■ **WHAT THIS TASK INVOLVES**: Compile every line that includes the word "Gewährleistung".

■ **RECORDS**:
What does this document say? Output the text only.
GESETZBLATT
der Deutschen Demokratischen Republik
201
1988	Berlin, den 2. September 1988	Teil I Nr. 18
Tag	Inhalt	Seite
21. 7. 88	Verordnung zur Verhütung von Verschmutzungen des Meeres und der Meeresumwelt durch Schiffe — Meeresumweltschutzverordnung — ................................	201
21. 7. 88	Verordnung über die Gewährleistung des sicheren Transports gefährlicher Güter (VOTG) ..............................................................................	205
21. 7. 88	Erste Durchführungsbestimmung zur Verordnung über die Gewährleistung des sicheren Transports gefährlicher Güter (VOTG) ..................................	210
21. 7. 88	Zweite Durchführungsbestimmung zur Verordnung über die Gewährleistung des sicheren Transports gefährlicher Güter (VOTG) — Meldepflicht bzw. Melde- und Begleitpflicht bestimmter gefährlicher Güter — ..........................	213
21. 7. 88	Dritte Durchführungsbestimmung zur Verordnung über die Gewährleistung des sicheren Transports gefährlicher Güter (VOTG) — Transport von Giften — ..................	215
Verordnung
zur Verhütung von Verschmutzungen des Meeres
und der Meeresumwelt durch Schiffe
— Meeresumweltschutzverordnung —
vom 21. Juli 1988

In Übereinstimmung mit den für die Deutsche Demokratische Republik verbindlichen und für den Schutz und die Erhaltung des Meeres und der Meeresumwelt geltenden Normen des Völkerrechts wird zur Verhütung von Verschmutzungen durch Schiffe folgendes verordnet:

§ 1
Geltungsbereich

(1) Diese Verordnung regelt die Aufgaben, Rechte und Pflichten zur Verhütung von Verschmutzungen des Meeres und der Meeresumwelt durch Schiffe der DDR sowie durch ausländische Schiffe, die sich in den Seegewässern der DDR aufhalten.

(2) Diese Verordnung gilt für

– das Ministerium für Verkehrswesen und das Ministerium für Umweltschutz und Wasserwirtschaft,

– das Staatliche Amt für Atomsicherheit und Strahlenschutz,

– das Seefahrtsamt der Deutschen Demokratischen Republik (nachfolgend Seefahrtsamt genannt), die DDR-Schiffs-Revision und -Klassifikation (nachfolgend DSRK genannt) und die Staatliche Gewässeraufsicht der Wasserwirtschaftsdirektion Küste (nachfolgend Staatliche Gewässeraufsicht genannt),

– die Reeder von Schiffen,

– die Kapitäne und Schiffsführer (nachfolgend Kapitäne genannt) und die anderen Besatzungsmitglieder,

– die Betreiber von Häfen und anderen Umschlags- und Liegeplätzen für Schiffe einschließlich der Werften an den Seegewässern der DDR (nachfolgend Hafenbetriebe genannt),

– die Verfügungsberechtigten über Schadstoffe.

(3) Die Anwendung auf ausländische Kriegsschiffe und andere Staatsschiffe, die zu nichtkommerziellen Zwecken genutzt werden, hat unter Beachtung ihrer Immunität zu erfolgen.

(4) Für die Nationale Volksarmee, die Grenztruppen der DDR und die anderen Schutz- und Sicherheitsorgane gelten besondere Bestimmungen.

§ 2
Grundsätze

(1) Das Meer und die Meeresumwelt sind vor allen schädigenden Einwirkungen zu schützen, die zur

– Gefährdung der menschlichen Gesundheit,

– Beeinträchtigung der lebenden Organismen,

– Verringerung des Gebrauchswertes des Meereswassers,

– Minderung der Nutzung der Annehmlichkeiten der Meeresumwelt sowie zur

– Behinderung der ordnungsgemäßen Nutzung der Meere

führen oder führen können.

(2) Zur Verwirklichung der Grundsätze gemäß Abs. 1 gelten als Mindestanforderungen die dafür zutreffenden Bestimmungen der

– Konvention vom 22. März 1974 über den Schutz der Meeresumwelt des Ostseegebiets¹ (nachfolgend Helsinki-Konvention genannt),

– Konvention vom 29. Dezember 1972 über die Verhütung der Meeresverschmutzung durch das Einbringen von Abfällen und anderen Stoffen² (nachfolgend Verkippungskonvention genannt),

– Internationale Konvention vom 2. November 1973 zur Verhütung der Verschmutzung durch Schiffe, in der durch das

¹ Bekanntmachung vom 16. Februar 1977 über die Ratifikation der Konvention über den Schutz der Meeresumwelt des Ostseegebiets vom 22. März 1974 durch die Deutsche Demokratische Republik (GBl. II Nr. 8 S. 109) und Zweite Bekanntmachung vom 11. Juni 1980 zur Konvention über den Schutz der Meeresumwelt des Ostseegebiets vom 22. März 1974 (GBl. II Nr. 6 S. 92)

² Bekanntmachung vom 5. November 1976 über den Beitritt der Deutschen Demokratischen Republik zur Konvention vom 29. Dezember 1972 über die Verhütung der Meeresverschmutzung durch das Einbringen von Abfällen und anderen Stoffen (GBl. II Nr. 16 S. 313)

* * *

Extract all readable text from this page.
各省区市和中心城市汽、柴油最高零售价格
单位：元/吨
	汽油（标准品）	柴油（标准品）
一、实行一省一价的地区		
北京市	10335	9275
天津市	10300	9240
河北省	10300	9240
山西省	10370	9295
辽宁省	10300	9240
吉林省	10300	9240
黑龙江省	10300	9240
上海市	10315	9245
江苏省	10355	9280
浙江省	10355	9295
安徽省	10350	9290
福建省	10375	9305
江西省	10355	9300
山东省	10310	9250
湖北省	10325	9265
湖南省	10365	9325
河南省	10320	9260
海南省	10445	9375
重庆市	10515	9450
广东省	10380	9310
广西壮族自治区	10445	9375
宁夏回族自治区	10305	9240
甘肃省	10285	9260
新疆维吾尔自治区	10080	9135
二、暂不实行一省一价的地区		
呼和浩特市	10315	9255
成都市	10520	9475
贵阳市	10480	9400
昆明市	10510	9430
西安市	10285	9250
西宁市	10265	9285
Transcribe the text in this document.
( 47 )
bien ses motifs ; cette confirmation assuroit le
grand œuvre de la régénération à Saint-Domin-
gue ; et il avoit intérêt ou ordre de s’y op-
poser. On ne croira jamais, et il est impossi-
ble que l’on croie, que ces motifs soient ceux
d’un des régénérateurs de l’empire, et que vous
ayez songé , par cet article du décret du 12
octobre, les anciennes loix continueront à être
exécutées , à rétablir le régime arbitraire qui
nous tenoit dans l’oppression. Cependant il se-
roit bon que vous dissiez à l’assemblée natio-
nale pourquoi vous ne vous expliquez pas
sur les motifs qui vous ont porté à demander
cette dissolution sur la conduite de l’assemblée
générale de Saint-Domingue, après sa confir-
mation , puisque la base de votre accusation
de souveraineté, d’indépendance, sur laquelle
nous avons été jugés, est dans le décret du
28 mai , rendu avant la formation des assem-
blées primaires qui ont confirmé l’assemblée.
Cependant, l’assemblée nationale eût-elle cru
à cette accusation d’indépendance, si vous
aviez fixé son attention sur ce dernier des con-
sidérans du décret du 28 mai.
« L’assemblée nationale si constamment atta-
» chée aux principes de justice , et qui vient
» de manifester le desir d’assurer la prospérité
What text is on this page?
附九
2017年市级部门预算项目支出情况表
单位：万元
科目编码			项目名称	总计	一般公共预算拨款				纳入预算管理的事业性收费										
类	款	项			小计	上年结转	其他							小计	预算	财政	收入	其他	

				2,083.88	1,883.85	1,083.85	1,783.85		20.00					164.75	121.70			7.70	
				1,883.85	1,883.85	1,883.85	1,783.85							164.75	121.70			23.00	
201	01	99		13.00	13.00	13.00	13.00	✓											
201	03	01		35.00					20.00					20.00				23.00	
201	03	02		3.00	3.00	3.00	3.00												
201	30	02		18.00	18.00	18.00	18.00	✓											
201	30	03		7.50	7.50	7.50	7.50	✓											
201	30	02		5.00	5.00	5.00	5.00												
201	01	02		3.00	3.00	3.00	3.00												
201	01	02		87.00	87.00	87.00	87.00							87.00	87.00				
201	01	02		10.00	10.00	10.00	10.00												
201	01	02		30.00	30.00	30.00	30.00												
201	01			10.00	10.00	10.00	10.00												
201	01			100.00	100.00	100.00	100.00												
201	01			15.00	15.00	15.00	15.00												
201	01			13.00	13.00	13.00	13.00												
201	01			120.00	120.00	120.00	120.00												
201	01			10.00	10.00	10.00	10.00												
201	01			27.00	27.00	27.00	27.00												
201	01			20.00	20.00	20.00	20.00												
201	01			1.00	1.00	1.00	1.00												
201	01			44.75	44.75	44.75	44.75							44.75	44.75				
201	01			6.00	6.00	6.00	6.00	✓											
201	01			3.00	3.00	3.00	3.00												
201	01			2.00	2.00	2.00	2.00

---

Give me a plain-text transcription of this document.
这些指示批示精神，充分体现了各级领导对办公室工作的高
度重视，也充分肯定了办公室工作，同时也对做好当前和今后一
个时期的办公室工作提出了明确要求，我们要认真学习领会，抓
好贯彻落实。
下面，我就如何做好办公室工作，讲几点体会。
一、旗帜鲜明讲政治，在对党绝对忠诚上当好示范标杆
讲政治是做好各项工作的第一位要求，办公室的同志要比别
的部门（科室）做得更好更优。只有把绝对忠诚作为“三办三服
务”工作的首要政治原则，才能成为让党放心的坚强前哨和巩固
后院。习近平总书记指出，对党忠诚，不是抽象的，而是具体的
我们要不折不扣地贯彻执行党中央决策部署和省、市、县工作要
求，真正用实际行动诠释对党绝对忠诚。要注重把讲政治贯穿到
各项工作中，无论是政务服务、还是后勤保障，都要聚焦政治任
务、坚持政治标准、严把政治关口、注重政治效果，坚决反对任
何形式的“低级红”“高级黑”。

■ **SOLUTION FOR THIS TASK**:
21. 7. 88	Verordnung über die Gewährleistung des sicheren Transports gefährlicher Güter (VOTG) ..............................................................................	205
21. 7. 88	Erste Durchführungsbestimmung zur Verordnung über die Gewährleistung des sicheren Transports gefährlicher Güter (VOTG) ..................................	210
21. 7. 88	Zweite Durchführungsbestimmung zur Verordnung über die Gewährleistung des sicheren Transports gefährlicher Güter (VOTG) — Meldepflicht bzw. Melde- und Begleitpflicht bestimmter gefährlicher Güter — ..........................	213
21. 7. 88	Dritte Durchführungsbestimmung zur Verordnung über die Gewährleistung des sicheren Transports gefährlicher Güter (VOTG) — Transport von Giften — ..................	215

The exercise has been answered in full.